* Work to do
Report back each line of the records that contains the string "What".

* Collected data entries
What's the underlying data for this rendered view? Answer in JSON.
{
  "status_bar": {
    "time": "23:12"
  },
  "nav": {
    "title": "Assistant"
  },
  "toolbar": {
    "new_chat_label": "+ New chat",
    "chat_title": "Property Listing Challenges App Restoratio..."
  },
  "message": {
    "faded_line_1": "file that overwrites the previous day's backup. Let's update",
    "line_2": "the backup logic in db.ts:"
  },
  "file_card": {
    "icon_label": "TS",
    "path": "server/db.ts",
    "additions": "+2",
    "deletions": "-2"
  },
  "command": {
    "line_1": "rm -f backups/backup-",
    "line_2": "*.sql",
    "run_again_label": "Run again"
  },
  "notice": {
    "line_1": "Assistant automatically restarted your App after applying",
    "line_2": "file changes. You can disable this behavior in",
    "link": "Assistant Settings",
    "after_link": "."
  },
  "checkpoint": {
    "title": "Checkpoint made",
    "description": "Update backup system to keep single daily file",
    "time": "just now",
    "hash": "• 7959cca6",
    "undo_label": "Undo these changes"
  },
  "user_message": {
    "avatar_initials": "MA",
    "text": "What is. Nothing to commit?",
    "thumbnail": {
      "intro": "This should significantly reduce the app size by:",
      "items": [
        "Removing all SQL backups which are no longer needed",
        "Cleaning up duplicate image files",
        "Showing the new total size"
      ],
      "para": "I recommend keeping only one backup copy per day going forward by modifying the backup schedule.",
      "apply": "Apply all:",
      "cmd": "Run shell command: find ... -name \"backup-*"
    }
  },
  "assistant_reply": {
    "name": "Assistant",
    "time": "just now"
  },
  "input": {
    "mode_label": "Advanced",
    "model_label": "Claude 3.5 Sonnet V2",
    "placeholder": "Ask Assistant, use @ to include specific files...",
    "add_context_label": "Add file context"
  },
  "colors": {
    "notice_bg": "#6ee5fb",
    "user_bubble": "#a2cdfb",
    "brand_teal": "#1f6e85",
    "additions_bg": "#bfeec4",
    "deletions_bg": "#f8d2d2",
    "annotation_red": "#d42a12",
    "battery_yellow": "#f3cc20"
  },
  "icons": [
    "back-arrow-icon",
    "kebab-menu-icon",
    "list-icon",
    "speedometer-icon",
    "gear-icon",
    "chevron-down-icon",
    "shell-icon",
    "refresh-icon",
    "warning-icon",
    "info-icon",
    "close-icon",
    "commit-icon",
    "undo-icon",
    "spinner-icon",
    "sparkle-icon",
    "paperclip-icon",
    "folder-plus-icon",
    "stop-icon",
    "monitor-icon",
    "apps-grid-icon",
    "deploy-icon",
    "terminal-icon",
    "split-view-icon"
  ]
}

* Result
What's the underlying data for this rendered view? Answer in JSON.
    "text": "What is. Nothing to commit?",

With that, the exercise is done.